● **What is expected**
Output the data below exactly, down to the last character.

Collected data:
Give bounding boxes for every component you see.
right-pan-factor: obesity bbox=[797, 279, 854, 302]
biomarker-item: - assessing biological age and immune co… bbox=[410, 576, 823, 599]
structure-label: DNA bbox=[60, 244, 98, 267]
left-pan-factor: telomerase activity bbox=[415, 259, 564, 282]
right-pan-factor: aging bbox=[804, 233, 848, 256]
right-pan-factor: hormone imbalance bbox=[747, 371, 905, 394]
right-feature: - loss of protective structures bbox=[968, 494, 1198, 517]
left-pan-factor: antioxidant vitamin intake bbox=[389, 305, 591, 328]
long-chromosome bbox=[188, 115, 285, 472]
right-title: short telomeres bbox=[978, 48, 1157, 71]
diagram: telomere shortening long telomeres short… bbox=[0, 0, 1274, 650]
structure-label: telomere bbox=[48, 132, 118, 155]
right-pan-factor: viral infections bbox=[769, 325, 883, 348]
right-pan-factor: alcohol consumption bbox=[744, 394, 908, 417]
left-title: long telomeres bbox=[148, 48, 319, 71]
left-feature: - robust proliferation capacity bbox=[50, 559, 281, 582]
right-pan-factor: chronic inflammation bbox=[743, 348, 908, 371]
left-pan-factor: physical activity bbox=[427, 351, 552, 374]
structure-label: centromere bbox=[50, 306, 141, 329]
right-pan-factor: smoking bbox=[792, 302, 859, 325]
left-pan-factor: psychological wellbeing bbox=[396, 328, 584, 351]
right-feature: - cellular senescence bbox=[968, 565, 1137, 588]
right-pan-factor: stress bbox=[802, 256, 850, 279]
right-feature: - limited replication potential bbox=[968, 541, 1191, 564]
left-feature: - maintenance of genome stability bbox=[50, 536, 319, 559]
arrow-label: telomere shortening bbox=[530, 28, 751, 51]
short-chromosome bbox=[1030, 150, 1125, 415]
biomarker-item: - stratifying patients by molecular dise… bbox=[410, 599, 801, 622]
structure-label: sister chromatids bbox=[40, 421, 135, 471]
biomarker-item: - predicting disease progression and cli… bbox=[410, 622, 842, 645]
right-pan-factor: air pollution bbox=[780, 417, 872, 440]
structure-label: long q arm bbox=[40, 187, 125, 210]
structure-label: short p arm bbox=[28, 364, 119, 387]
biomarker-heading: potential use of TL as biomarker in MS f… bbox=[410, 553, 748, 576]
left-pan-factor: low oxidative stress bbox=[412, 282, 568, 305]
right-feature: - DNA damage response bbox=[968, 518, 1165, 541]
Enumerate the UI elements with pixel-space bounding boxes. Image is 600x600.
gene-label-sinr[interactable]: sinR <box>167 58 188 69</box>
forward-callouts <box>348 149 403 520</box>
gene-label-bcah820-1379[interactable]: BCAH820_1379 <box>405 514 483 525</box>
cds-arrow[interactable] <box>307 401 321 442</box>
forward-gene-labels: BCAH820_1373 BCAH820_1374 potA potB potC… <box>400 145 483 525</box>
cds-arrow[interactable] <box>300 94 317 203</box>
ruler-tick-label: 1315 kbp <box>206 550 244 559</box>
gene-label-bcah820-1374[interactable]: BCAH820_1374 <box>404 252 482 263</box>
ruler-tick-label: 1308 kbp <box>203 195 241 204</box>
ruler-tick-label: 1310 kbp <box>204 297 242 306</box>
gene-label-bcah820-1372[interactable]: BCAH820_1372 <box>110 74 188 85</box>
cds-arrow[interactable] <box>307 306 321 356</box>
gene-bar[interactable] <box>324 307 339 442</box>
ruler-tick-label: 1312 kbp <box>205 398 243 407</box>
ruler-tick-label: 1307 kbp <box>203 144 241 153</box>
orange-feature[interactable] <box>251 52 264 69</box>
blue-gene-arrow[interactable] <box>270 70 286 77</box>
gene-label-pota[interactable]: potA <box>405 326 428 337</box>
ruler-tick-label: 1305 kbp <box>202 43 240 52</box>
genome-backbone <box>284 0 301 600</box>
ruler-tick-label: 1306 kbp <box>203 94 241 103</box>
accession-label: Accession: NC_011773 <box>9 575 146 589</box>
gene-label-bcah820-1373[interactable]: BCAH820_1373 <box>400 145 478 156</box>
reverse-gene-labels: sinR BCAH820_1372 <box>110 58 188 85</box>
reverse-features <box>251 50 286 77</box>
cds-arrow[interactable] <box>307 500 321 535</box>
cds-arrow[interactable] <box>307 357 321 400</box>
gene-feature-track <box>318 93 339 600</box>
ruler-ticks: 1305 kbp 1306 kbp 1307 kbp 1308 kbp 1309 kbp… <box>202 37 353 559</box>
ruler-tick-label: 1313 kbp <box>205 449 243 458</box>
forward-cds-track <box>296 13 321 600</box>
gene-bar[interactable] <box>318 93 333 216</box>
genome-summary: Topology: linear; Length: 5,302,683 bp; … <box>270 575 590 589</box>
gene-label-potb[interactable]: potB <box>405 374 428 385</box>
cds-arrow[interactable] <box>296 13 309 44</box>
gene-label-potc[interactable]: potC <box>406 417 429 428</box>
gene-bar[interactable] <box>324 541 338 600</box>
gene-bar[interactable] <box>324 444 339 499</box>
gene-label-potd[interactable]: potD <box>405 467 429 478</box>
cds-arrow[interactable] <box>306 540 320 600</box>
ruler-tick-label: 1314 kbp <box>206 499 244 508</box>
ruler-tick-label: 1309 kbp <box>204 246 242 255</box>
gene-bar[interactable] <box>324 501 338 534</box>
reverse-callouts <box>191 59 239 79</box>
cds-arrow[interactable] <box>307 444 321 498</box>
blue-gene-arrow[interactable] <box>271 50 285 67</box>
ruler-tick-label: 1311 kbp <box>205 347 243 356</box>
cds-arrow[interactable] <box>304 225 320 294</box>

● **Result for this task**
Give bounding boxes for every component you see.
right-pan-factor: obesity bbox=[797, 279, 854, 302]
biomarker-item: - assessing biological age and immune co… bbox=[410, 576, 823, 599]
structure-label: DNA bbox=[60, 244, 98, 267]
left-pan-factor: telomerase activity bbox=[415, 259, 564, 282]
right-pan-factor: aging bbox=[804, 233, 848, 256]
right-pan-factor: hormone imbalance bbox=[747, 371, 905, 394]
right-feature: - loss of protective structures bbox=[968, 494, 1198, 517]
left-pan-factor: antioxidant vitamin intake bbox=[389, 305, 591, 328]
long-chromosome bbox=[188, 115, 285, 472]
right-title: short telomeres bbox=[978, 48, 1157, 71]
diagram: telomere shortening long telomeres short… bbox=[0, 0, 1274, 650]
structure-label: telomere bbox=[48, 132, 118, 155]
right-pan-factor: viral infections bbox=[769, 325, 883, 348]
right-pan-factor: alcohol consumption bbox=[744, 394, 908, 417]
left-title: long telomeres bbox=[148, 48, 319, 71]
left-feature: - robust proliferation capacity bbox=[50, 559, 281, 582]
right-pan-factor: chronic inflammation bbox=[743, 348, 908, 371]
left-pan-factor: physical activity bbox=[427, 351, 552, 374]
structure-label: centromere bbox=[50, 306, 141, 329]
right-pan-factor: smoking bbox=[792, 302, 859, 325]
left-pan-factor: psychological wellbeing bbox=[396, 328, 584, 351]
right-feature: - cellular senescence bbox=[968, 565, 1137, 588]
right-pan-factor: stress bbox=[802, 256, 850, 279]
right-feature: - limited replication potential bbox=[968, 541, 1191, 564]
left-feature: - maintenance of genome stability bbox=[50, 536, 319, 559]
arrow-label: telomere shortening bbox=[530, 28, 751, 51]
short-chromosome bbox=[1030, 150, 1125, 415]
biomarker-item: - stratifying patients by molecular dise… bbox=[410, 599, 801, 622]
structure-label: sister chromatids bbox=[40, 421, 135, 471]
biomarker-item: - predicting disease progression and cli… bbox=[410, 622, 842, 645]
right-pan-factor: air pollution bbox=[780, 417, 872, 440]
structure-label: long q arm bbox=[40, 187, 125, 210]
structure-label: short p arm bbox=[28, 364, 119, 387]
biomarker-heading: potential use of TL as biomarker in MS f… bbox=[410, 553, 748, 576]
left-pan-factor: low oxidative stress bbox=[412, 282, 568, 305]
right-feature: - DNA damage response bbox=[968, 518, 1165, 541]
Enumerate the UI elements with pixel-space bounding boxes. Image is 600x600.
gene-label-sinr[interactable]: sinR <box>167 58 188 69</box>
forward-callouts <box>348 149 403 520</box>
gene-label-bcah820-1379[interactable]: BCAH820_1379 <box>405 514 483 525</box>
cds-arrow[interactable] <box>307 401 321 442</box>
forward-gene-labels: BCAH820_1373 BCAH820_1374 potA potB potC… <box>400 145 483 525</box>
cds-arrow[interactable] <box>300 94 317 203</box>
ruler-tick-label: 1315 kbp <box>206 550 244 559</box>
gene-label-bcah820-1374[interactable]: BCAH820_1374 <box>404 252 482 263</box>
ruler-tick-label: 1308 kbp <box>203 195 241 204</box>
ruler-tick-label: 1310 kbp <box>204 297 242 306</box>
gene-label-bcah820-1372[interactable]: BCAH820_1372 <box>110 74 188 85</box>
cds-arrow[interactable] <box>307 306 321 356</box>
gene-bar[interactable] <box>324 307 339 442</box>
ruler-tick-label: 1312 kbp <box>205 398 243 407</box>
ruler-tick-label: 1307 kbp <box>203 144 241 153</box>
orange-feature[interactable] <box>251 52 264 69</box>
blue-gene-arrow[interactable] <box>270 70 286 77</box>
gene-label-pota[interactable]: potA <box>405 326 428 337</box>
ruler-tick-label: 1305 kbp <box>202 43 240 52</box>
genome-backbone <box>284 0 301 600</box>
ruler-tick-label: 1306 kbp <box>203 94 241 103</box>
accession-label: Accession: NC_011773 <box>9 575 146 589</box>
gene-label-bcah820-1373[interactable]: BCAH820_1373 <box>400 145 478 156</box>
reverse-gene-labels: sinR BCAH820_1372 <box>110 58 188 85</box>
reverse-features <box>251 50 286 77</box>
cds-arrow[interactable] <box>307 500 321 535</box>
cds-arrow[interactable] <box>307 357 321 400</box>
gene-feature-track <box>318 93 339 600</box>
ruler-ticks: 1305 kbp 1306 kbp 1307 kbp 1308 kbp 1309 kbp… <box>202 37 353 559</box>
ruler-tick-label: 1313 kbp <box>205 449 243 458</box>
forward-cds-track <box>296 13 321 600</box>
gene-bar[interactable] <box>318 93 333 216</box>
genome-summary: Topology: linear; Length: 5,302,683 bp; … <box>270 575 590 589</box>
gene-label-potb[interactable]: potB <box>405 374 428 385</box>
cds-arrow[interactable] <box>296 13 309 44</box>
gene-label-potc[interactable]: potC <box>406 417 429 428</box>
gene-bar[interactable] <box>324 541 338 600</box>
gene-bar[interactable] <box>324 444 339 499</box>
gene-label-potd[interactable]: potD <box>405 467 429 478</box>
cds-arrow[interactable] <box>306 540 320 600</box>
ruler-tick-label: 1314 kbp <box>206 499 244 508</box>
ruler-tick-label: 1309 kbp <box>204 246 242 255</box>
gene-bar[interactable] <box>324 501 338 534</box>
reverse-callouts <box>191 59 239 79</box>
cds-arrow[interactable] <box>307 444 321 498</box>
blue-gene-arrow[interactable] <box>271 50 285 67</box>
ruler-tick-label: 1311 kbp <box>205 347 243 356</box>
cds-arrow[interactable] <box>304 225 320 294</box>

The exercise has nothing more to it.